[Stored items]
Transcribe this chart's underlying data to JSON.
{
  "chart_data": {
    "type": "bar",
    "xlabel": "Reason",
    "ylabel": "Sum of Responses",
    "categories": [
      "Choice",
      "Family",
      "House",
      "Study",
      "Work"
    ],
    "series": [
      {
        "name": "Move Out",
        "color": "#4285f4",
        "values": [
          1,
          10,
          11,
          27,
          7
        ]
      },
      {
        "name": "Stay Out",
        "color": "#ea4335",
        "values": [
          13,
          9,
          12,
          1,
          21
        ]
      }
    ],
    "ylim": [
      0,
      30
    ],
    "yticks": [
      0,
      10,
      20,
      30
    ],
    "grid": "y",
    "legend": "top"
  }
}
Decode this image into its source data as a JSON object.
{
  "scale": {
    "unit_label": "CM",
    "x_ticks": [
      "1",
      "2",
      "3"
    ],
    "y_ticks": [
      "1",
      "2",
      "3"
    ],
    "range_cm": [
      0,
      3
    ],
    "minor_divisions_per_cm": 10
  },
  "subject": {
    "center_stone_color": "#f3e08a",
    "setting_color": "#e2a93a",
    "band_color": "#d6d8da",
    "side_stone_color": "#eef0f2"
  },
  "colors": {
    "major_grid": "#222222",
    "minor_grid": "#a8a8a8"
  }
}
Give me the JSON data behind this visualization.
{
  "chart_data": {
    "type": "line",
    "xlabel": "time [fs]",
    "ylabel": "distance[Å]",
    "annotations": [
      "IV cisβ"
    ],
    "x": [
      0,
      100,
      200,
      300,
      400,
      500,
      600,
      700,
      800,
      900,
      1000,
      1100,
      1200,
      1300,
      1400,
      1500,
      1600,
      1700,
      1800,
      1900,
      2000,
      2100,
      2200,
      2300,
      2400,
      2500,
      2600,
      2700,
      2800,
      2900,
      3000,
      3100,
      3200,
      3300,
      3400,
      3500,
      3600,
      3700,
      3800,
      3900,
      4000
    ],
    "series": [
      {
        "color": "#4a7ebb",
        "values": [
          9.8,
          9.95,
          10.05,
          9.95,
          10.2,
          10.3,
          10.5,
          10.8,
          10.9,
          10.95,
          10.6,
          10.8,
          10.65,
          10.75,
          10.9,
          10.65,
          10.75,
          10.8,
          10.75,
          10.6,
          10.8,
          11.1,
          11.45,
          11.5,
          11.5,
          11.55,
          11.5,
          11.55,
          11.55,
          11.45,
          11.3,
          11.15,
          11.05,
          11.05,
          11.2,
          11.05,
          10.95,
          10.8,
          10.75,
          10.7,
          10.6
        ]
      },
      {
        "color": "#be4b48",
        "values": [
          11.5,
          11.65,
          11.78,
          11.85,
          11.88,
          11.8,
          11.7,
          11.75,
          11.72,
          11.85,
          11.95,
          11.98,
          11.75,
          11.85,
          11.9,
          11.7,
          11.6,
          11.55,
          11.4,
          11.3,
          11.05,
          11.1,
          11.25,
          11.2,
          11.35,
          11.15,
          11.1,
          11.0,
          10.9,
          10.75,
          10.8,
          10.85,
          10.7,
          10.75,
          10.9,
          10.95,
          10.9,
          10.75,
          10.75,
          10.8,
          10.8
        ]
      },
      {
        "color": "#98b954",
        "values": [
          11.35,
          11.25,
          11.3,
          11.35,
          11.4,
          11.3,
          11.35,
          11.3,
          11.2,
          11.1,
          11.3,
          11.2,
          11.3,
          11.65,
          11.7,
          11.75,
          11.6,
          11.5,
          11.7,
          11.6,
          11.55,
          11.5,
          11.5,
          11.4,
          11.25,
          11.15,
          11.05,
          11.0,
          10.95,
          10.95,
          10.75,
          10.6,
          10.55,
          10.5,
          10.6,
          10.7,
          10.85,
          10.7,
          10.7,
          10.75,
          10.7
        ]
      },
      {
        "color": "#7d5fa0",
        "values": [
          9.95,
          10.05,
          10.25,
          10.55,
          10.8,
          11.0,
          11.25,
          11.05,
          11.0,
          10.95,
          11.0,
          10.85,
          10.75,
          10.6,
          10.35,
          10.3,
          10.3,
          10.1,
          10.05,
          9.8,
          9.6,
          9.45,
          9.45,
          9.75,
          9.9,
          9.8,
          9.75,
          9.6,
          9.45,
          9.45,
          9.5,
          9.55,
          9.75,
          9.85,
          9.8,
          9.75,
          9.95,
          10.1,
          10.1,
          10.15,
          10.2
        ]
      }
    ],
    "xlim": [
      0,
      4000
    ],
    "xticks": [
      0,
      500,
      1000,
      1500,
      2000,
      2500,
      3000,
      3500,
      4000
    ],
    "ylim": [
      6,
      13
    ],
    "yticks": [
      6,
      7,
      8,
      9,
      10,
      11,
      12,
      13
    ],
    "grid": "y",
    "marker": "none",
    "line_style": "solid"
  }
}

Exercise brief: Go through the material above and copy each line that has the word "this".

Answer below:
Transcribe this chart's underlying data to JSON.
Decode this image into its source data as a JSON object.
Give me the JSON data behind this visualization.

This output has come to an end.